> LISTE DES TÂCHES
a) Recopiez l'extrait sur HDFS de « Avant d'aborder l'installation » à « sur l'algorithme Map-Reduce. ».
b) Affichez chaque ligne des entrées où figure la chaîne « meta ».

> EXTRAIT
Avant d'aborder l'installation d'HDFS et son utilisation proprement dite, on va parler de son modèle de fonctionnement. HDFS, comme on l'a expliqué dans le chapitre précédent, est un système de fichiers distribué. Il a initialement été créé pour Hadoop, qui est un outil extrèmement populaire pour réaliser des calculs distribués et basé sur l'algorithme Map-Reduce.
HDFS est un composant qui a toute son utilité en dehors du contexte du calcul distribué, et il est tout à fait possible de l'utiliser séparément de Map-Reduce — ce que nous allons faire dans cette partie.
Du point de vue de l'utilisateur, HDFS se comporte comme un système de fichiers presque normal : il est possible de créer des fichiers, de les organiser en répertoire, de lister le contenu de ces répertoires, d'ajouter des permissions... en bref, tout ce à quoi on peut s'attendre de la part d'un système de fichiers. Cependant, l'architecture d'HDFS est fondamentalement différente du fait de sa nature distribuée.

> ENTRÉES
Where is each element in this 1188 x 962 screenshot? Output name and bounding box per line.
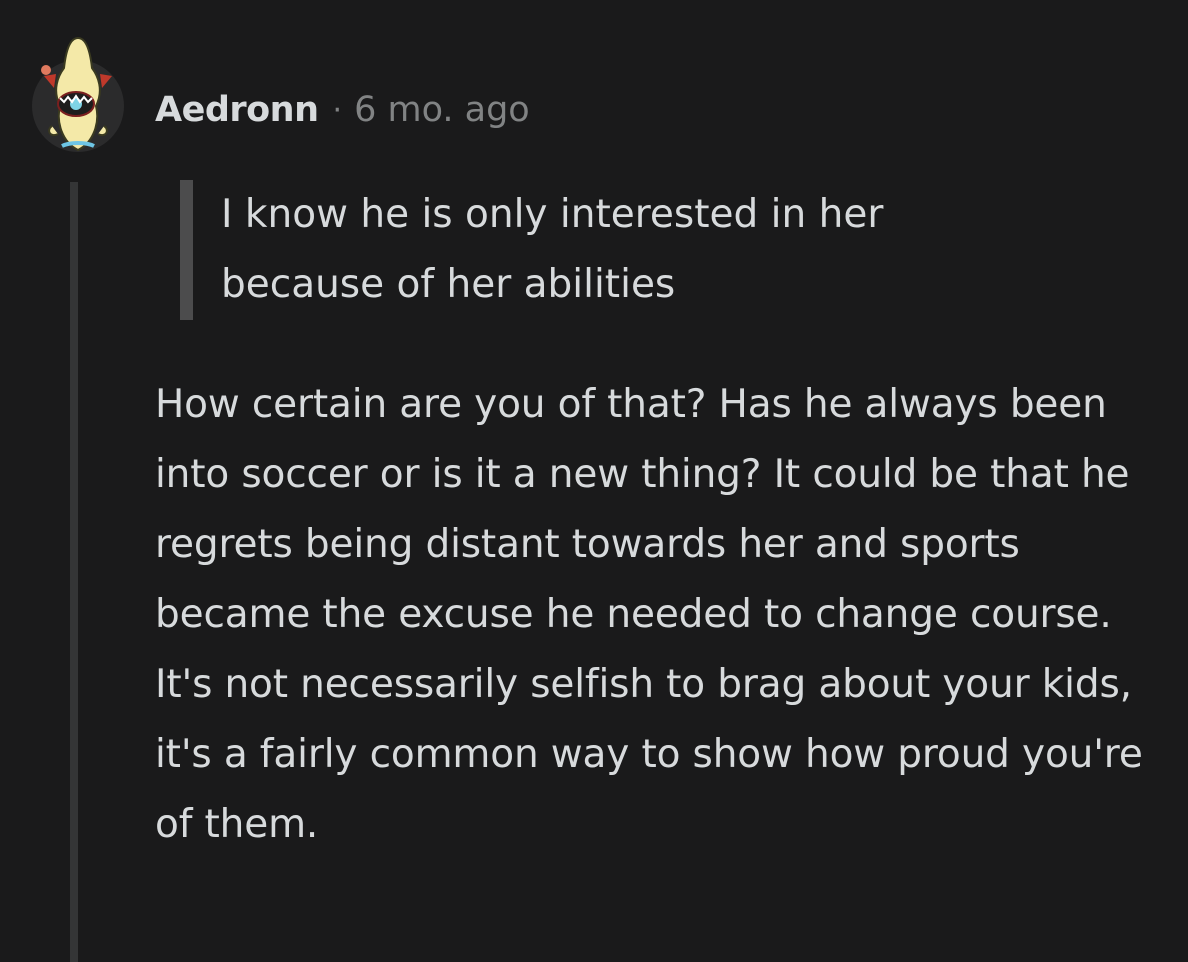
meta-separator: · xyxy=(332,92,343,128)
quote-text: I know he is only interested in her beca… xyxy=(221,192,884,307)
author-name[interactable]: Aedronn xyxy=(155,90,319,130)
user-avatar[interactable] xyxy=(30,34,126,154)
comment-meta: Aedronn · 6 mo. ago xyxy=(155,88,530,132)
demogorgon-cartoon-avatar-icon xyxy=(32,36,124,152)
thread-collapse-line[interactable] xyxy=(70,182,78,962)
comment: Aedronn · 6 mo. ago I know he is only in… xyxy=(0,0,1188,962)
comment-timestamp[interactable]: 6 mo. ago xyxy=(354,90,530,130)
comment-body: How certain are you of that? Has he alwa… xyxy=(155,382,1143,847)
blockquote: I know he is only interested in her beca… xyxy=(180,180,1040,320)
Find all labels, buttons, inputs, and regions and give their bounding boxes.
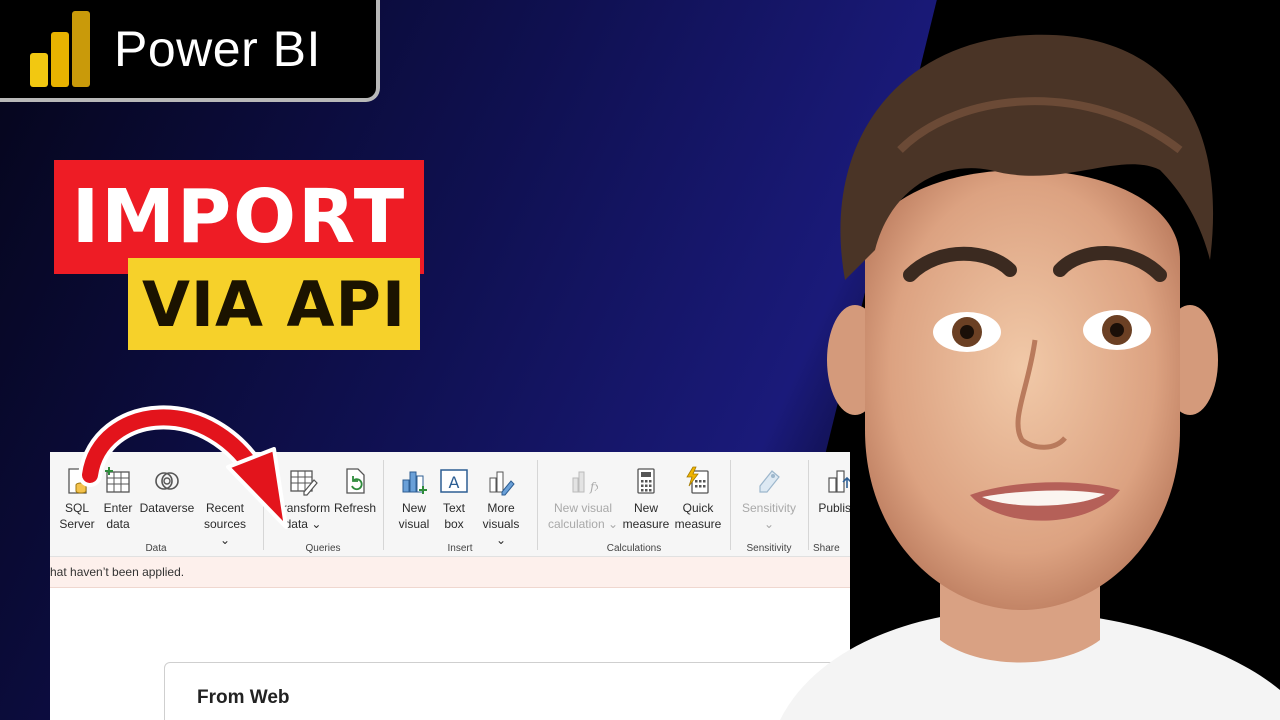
new-visual-label2: visual — [398, 517, 430, 531]
title-line2: VIA API — [141, 267, 407, 341]
refresh-icon — [340, 466, 370, 496]
new-visual-calculation-button[interactable]: fx New visual calculation ⌄ — [542, 466, 624, 532]
visual-calculation-icon: fx — [568, 466, 601, 496]
new-visual-button[interactable]: New visual — [394, 466, 434, 532]
more-visuals-icon — [486, 466, 516, 496]
presenter-photo — [780, 34, 1280, 720]
power-bi-logo-icon — [30, 11, 92, 87]
group-label-data: Data — [145, 543, 167, 554]
new-measure-label2: measure — [622, 517, 670, 531]
ribbon-group-insert: New visual A Text box More visuals ⌄ Ins… — [384, 460, 536, 556]
svg-text:A: A — [449, 473, 460, 492]
group-label-insert: Insert — [447, 543, 473, 554]
pending-changes-notice: hat haven’t been applied. — [50, 557, 850, 588]
badge-text: Power BI — [114, 21, 321, 77]
text-box-label1: Text — [442, 501, 465, 515]
more-visuals-button[interactable]: More visuals ⌄ — [476, 466, 526, 548]
new-visual-icon — [399, 466, 429, 496]
new-visual-calculation-label2: calculation ⌄ — [547, 517, 619, 531]
new-visual-label1: New — [401, 501, 426, 515]
red-arrow-icon — [78, 405, 288, 529]
quick-measure-label1: Quick — [682, 501, 714, 515]
quick-measure-button[interactable]: Quick measure — [672, 466, 724, 532]
group-label-queries: Queries — [305, 543, 341, 554]
dialog-title: From Web — [197, 687, 290, 708]
quick-measure-label2: measure — [674, 517, 722, 531]
refresh-button[interactable]: Refresh — [332, 466, 378, 516]
new-measure-button[interactable]: New measure — [620, 466, 672, 532]
from-web-dialog: From Web — [164, 662, 850, 720]
refresh-label: Refresh — [333, 501, 377, 515]
group-label-calculations: Calculations — [606, 543, 662, 554]
quick-measure-icon — [683, 466, 713, 496]
new-visual-calculation-label1: New visual — [553, 501, 613, 515]
title-line1-block: IMPORT — [54, 160, 424, 274]
svg-text:fx: fx — [589, 480, 598, 494]
title-line2-block: VIA API — [128, 258, 420, 350]
title-line1: IMPORT — [71, 174, 407, 260]
power-bi-badge: Power BI — [0, 0, 380, 102]
transform-data-icon — [288, 466, 318, 496]
ribbon-group-calculations: fx New visual calculation ⌄ New measure … — [538, 460, 730, 556]
calculator-icon — [631, 466, 661, 496]
more-visuals-label1: More — [487, 501, 515, 515]
text-box-button[interactable]: A Text box — [436, 466, 472, 532]
text-box-label2: box — [444, 517, 464, 531]
notice-text: hat haven’t been applied. — [50, 565, 185, 579]
text-box-icon: A — [439, 466, 469, 496]
new-measure-label1: New — [633, 501, 658, 515]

> LES RÉPONSES
a)
Avant d'aborder l'installation d'HDFS et son utilisation proprement dite, on va parler de son modèle de fonctionnement. HDFS, comme on l'a expliqué dans le chapitre précédent, est un système de fichiers distribué. Il a initialement été créé pour Hadoop, qui est un outil extrèmement populaire pour réaliser des calculs distribués et basé sur l'algorithme Map-Reduce.

b)
meta-separator: · xyxy=(332,92,343,128)
comment-meta: Aedronn · 6 mo. ago xyxy=(155,88,530,132)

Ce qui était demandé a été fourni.